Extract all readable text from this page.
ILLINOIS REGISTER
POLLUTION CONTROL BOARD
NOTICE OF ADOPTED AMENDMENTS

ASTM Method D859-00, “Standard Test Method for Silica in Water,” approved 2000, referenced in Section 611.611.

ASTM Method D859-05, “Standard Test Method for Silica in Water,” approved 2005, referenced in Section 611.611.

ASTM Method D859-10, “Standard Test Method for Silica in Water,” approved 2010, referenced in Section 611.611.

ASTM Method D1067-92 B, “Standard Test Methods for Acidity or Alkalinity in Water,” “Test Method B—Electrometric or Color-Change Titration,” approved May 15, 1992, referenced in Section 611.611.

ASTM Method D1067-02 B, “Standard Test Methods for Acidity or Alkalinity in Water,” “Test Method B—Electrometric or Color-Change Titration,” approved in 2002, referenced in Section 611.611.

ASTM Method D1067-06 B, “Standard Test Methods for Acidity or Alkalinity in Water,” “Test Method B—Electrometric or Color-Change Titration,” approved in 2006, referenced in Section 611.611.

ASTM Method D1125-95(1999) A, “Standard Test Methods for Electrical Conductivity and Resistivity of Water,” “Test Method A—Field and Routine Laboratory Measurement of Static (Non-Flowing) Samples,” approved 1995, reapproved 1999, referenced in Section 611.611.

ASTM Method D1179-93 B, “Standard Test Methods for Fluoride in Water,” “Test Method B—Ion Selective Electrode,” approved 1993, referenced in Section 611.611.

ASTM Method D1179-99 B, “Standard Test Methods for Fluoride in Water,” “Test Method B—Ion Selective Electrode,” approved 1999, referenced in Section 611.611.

### What you will do:
Please repeat all the records above exactly as they appear.

### Final result:
Extract all readable text from this page.
ILLINOIS REGISTER
POLLUTION CONTROL BOARD
NOTICE OF ADOPTED AMENDMENTS

ASTM Method D859-00, “Standard Test Method for Silica in Water,” approved 2000, referenced in Section 611.611.

ASTM Method D859-05, “Standard Test Method for Silica in Water,” approved 2005, referenced in Section 611.611.

ASTM Method D859-10, “Standard Test Method for Silica in Water,” approved 2010, referenced in Section 611.611.

ASTM Method D1067-92 B, “Standard Test Methods for Acidity or Alkalinity in Water,” “Test Method B—Electrometric or Color-Change Titration,” approved May 15, 1992, referenced in Section 611.611.

ASTM Method D1067-02 B, “Standard Test Methods for Acidity or Alkalinity in Water,” “Test Method B—Electrometric or Color-Change Titration,” approved in 2002, referenced in Section 611.611.

ASTM Method D1067-06 B, “Standard Test Methods for Acidity or Alkalinity in Water,” “Test Method B—Electrometric or Color-Change Titration,” approved in 2006, referenced in Section 611.611.

ASTM Method D1125-95(1999) A, “Standard Test Methods for Electrical Conductivity and Resistivity of Water,” “Test Method A—Field and Routine Laboratory Measurement of Static (Non-Flowing) Samples,” approved 1995, reapproved 1999, referenced in Section 611.611.

ASTM Method D1179-93 B, “Standard Test Methods for Fluoride in Water,” “Test Method B—Ion Selective Electrode,” approved 1993, referenced in Section 611.611.

ASTM Method D1179-99 B, “Standard Test Methods for Fluoride in Water,” “Test Method B—Ion Selective Electrode,” approved 1999, referenced in Section 611.611.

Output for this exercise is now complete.